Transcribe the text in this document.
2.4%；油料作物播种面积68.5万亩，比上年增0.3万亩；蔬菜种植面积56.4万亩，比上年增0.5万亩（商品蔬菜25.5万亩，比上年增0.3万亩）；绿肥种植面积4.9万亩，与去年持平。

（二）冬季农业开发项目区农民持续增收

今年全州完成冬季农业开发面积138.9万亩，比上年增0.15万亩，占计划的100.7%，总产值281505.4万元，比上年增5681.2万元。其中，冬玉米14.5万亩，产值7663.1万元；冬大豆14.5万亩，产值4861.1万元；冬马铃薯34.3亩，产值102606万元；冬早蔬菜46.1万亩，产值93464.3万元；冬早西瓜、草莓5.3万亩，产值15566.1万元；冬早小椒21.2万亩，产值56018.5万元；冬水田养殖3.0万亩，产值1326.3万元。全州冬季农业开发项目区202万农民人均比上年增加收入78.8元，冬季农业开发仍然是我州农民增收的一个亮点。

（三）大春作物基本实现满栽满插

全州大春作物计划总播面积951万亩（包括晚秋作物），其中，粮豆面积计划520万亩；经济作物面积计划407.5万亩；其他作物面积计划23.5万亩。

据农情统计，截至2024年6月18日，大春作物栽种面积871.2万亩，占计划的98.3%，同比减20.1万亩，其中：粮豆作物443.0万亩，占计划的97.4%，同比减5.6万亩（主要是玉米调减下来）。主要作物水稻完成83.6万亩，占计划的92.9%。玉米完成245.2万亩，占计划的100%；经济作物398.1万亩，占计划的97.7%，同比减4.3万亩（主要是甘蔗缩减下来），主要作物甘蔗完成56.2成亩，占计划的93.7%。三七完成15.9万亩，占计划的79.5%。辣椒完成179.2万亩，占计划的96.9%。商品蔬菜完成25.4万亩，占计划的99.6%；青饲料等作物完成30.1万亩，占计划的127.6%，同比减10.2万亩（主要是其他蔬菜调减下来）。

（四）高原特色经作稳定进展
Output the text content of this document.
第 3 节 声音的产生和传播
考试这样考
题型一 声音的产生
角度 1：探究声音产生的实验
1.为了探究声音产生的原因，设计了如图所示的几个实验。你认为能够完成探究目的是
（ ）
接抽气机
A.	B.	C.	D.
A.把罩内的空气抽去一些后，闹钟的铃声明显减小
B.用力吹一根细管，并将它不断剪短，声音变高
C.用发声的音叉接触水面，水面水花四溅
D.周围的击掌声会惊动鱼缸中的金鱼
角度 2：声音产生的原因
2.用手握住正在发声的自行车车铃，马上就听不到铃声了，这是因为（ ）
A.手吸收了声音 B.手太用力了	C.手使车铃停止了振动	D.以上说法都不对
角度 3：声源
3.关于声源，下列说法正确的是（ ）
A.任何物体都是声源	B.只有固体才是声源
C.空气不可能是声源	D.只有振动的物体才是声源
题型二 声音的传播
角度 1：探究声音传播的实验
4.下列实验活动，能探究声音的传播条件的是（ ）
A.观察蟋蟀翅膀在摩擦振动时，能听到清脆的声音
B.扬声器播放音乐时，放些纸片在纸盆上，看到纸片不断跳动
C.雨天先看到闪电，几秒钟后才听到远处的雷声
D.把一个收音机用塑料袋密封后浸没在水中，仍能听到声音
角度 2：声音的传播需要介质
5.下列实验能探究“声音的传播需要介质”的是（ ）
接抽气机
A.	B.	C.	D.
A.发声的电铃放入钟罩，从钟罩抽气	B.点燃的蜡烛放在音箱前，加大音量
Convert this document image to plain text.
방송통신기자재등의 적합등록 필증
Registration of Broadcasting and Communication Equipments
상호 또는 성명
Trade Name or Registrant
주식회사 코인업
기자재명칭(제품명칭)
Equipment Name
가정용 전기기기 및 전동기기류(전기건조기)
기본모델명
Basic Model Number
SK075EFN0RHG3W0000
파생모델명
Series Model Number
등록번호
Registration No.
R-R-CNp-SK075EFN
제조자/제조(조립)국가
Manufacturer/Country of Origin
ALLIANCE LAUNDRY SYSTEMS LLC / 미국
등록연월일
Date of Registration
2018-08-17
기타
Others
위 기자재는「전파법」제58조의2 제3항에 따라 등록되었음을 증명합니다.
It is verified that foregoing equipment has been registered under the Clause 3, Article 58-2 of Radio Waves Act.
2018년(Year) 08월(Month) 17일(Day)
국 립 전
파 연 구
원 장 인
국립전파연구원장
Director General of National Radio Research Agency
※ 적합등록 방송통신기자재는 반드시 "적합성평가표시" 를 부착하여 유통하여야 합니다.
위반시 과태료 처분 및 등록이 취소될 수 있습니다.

# Instruction:
From the records above, extract everything verbatim.

# Response to this task:
Transcribe the text in this document.
2.4%；油料作物播种面积68.5万亩，比上年增0.3万亩；蔬菜种植面积56.4万亩，比上年增0.5万亩（商品蔬菜25.5万亩，比上年增0.3万亩）；绿肥种植面积4.9万亩，与去年持平。

（二）冬季农业开发项目区农民持续增收

今年全州完成冬季农业开发面积138.9万亩，比上年增0.15万亩，占计划的100.7%，总产值281505.4万元，比上年增5681.2万元。其中，冬玉米14.5万亩，产值7663.1万元；冬大豆14.5万亩，产值4861.1万元；冬马铃薯34.3亩，产值102606万元；冬早蔬菜46.1万亩，产值93464.3万元；冬早西瓜、草莓5.3万亩，产值15566.1万元；冬早小椒21.2万亩，产值56018.5万元；冬水田养殖3.0万亩，产值1326.3万元。全州冬季农业开发项目区202万农民人均比上年增加收入78.8元，冬季农业开发仍然是我州农民增收的一个亮点。

（三）大春作物基本实现满栽满插

全州大春作物计划总播面积951万亩（包括晚秋作物），其中，粮豆面积计划520万亩；经济作物面积计划407.5万亩；其他作物面积计划23.5万亩。

据农情统计，截至2024年6月18日，大春作物栽种面积871.2万亩，占计划的98.3%，同比减20.1万亩，其中：粮豆作物443.0万亩，占计划的97.4%，同比减5.6万亩（主要是玉米调减下来）。主要作物水稻完成83.6万亩，占计划的92.9%。玉米完成245.2万亩，占计划的100%；经济作物398.1万亩，占计划的97.7%，同比减4.3万亩（主要是甘蔗缩减下来），主要作物甘蔗完成56.2成亩，占计划的93.7%。三七完成15.9万亩，占计划的79.5%。辣椒完成179.2万亩，占计划的96.9%。商品蔬菜完成25.4万亩，占计划的99.6%；青饲料等作物完成30.1万亩，占计划的127.6%，同比减10.2万亩（主要是其他蔬菜调减下来）。

（四）高原特色经作稳定进展
Output the text content of this document.
第 3 节 声音的产生和传播
考试这样考
题型一 声音的产生
角度 1：探究声音产生的实验
1.为了探究声音产生的原因，设计了如图所示的几个实验。你认为能够完成探究目的是
（ ）
接抽气机
A.	B.	C.	D.
A.把罩内的空气抽去一些后，闹钟的铃声明显减小
B.用力吹一根细管，并将它不断剪短，声音变高
C.用发声的音叉接触水面，水面水花四溅
D.周围的击掌声会惊动鱼缸中的金鱼
角度 2：声音产生的原因
2.用手握住正在发声的自行车车铃，马上就听不到铃声了，这是因为（ ）
A.手吸收了声音 B.手太用力了	C.手使车铃停止了振动	D.以上说法都不对
角度 3：声源
3.关于声源，下列说法正确的是（ ）
A.任何物体都是声源	B.只有固体才是声源
C.空气不可能是声源	D.只有振动的物体才是声源
题型二 声音的传播
角度 1：探究声音传播的实验
4.下列实验活动，能探究声音的传播条件的是（ ）
A.观察蟋蟀翅膀在摩擦振动时，能听到清脆的声音
B.扬声器播放音乐时，放些纸片在纸盆上，看到纸片不断跳动
C.雨天先看到闪电，几秒钟后才听到远处的雷声
D.把一个收音机用塑料袋密封后浸没在水中，仍能听到声音
角度 2：声音的传播需要介质
5.下列实验能探究“声音的传播需要介质”的是（ ）
接抽气机
A.	B.	C.	D.
A.发声的电铃放入钟罩，从钟罩抽气	B.点燃的蜡烛放在音箱前，加大音量
Convert this document image to plain text.
방송통신기자재등의 적합등록 필증
Registration of Broadcasting and Communication Equipments
상호 또는 성명
Trade Name or Registrant
주식회사 코인업
기자재명칭(제품명칭)
Equipment Name
가정용 전기기기 및 전동기기류(전기건조기)
기본모델명
Basic Model Number
SK075EFN0RHG3W0000
파생모델명
Series Model Number
등록번호
Registration No.
R-R-CNp-SK075EFN
제조자/제조(조립)국가
Manufacturer/Country of Origin
ALLIANCE LAUNDRY SYSTEMS LLC / 미국
등록연월일
Date of Registration
2018-08-17
기타
Others
위 기자재는「전파법」제58조의2 제3항에 따라 등록되었음을 증명합니다.
It is verified that foregoing equipment has been registered under the Clause 3, Article 58-2 of Radio Waves Act.
2018년(Year) 08월(Month) 17일(Day)
국 립 전
파 연 구
원 장 인
국립전파연구원장
Director General of National Radio Research Agency
※ 적합등록 방송통신기자재는 반드시 "적합성평가표시" 를 부착하여 유통하여야 합니다.
위반시 과태료 처분 및 등록이 취소될 수 있습니다.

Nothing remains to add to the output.